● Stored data
▽
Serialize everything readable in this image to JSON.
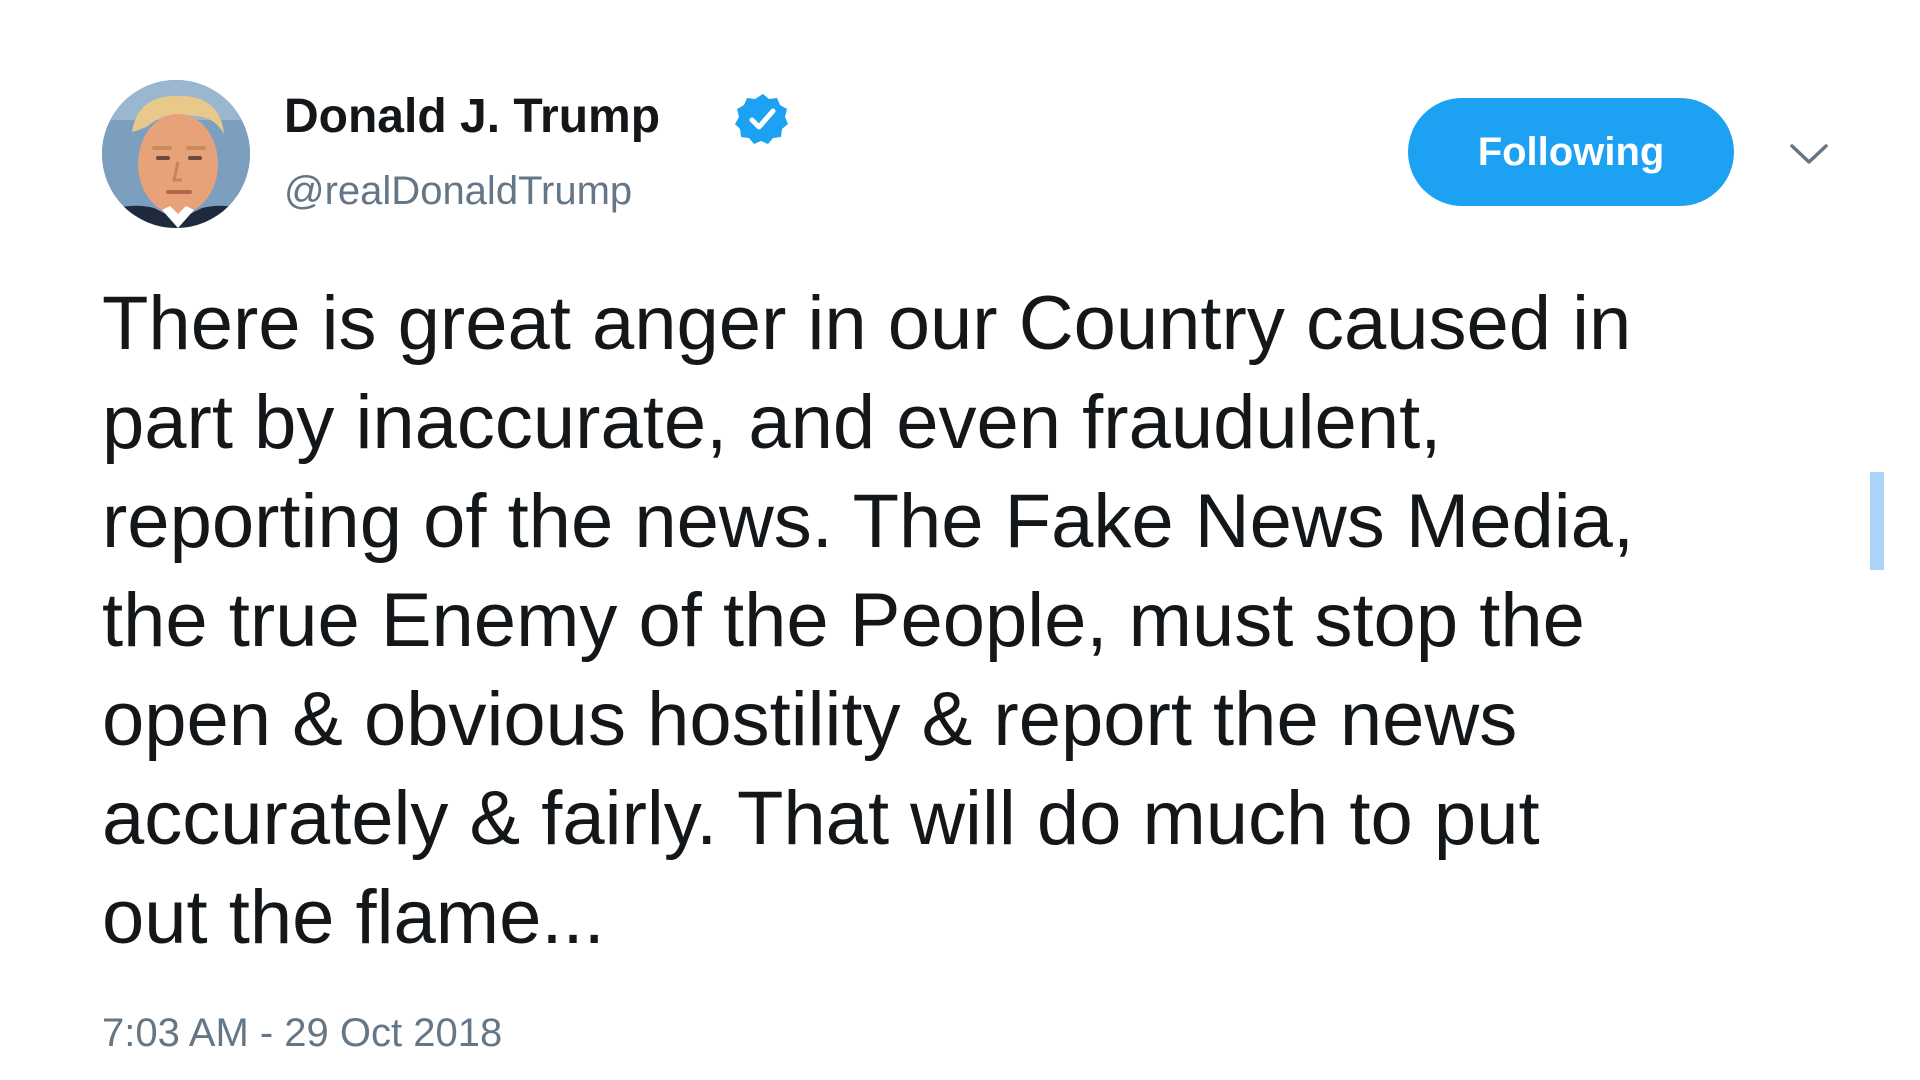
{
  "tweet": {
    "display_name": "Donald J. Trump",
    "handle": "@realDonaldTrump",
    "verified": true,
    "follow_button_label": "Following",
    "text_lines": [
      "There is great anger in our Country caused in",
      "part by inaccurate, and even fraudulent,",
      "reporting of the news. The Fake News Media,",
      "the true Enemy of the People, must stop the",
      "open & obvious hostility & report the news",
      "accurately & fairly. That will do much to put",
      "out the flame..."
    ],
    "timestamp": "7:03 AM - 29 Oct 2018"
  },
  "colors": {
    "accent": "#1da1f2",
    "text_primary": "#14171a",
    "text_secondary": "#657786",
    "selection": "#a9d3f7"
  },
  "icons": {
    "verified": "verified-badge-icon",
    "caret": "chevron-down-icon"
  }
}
△
● Requirements
What is the number of lines in the records that contain the string "true"? Give only that number.

● Final result
2